__Input material__.
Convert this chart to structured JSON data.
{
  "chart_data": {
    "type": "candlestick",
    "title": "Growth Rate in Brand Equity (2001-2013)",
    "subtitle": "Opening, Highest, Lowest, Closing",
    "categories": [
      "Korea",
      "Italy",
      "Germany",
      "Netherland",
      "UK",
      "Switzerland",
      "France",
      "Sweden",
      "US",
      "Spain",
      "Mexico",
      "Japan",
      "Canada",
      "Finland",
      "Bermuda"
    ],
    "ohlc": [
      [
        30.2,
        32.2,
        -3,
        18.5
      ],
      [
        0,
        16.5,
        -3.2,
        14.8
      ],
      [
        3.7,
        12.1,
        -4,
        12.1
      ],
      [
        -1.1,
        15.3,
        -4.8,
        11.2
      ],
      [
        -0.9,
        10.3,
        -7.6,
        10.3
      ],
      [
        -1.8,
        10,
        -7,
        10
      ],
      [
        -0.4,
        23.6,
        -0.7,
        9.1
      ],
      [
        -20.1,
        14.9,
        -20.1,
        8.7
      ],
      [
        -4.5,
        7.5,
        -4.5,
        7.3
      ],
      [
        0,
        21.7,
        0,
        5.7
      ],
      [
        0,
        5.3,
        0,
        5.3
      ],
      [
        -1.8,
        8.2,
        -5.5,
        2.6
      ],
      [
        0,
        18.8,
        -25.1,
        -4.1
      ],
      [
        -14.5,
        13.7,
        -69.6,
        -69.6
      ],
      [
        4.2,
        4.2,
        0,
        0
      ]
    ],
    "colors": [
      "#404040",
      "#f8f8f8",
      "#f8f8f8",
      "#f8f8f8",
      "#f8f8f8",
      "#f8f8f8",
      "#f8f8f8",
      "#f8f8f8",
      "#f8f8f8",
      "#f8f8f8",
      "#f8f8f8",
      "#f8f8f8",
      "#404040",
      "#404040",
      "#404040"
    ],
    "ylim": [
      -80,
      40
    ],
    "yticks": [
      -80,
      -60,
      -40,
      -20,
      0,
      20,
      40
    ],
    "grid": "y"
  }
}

__Do this__. Repeat the records above exactly, from the first line to the last.

__Expected output__.
Convert this chart to structured JSON data.
{
  "chart_data": {
    "type": "candlestick",
    "title": "Growth Rate in Brand Equity (2001-2013)",
    "subtitle": "Opening, Highest, Lowest, Closing",
    "categories": [
      "Korea",
      "Italy",
      "Germany",
      "Netherland",
      "UK",
      "Switzerland",
      "France",
      "Sweden",
      "US",
      "Spain",
      "Mexico",
      "Japan",
      "Canada",
      "Finland",
      "Bermuda"
    ],
    "ohlc": [
      [
        30.2,
        32.2,
        -3,
        18.5
      ],
      [
        0,
        16.5,
        -3.2,
        14.8
      ],
      [
        3.7,
        12.1,
        -4,
        12.1
      ],
      [
        -1.1,
        15.3,
        -4.8,
        11.2
      ],
      [
        -0.9,
        10.3,
        -7.6,
        10.3
      ],
      [
        -1.8,
        10,
        -7,
        10
      ],
      [
        -0.4,
        23.6,
        -0.7,
        9.1
      ],
      [
        -20.1,
        14.9,
        -20.1,
        8.7
      ],
      [
        -4.5,
        7.5,
        -4.5,
        7.3
      ],
      [
        0,
        21.7,
        0,
        5.7
      ],
      [
        0,
        5.3,
        0,
        5.3
      ],
      [
        -1.8,
        8.2,
        -5.5,
        2.6
      ],
      [
        0,
        18.8,
        -25.1,
        -4.1
      ],
      [
        -14.5,
        13.7,
        -69.6,
        -69.6
      ],
      [
        4.2,
        4.2,
        0,
        0
      ]
    ],
    "colors": [
      "#404040",
      "#f8f8f8",
      "#f8f8f8",
      "#f8f8f8",
      "#f8f8f8",
      "#f8f8f8",
      "#f8f8f8",
      "#f8f8f8",
      "#f8f8f8",
      "#f8f8f8",
      "#f8f8f8",
      "#f8f8f8",
      "#404040",
      "#404040",
      "#404040"
    ],
    "ylim": [
      -80,
      40
    ],
    "yticks": [
      -80,
      -60,
      -40,
      -20,
      0,
      20,
      40
    ],
    "grid": "y"
  }
}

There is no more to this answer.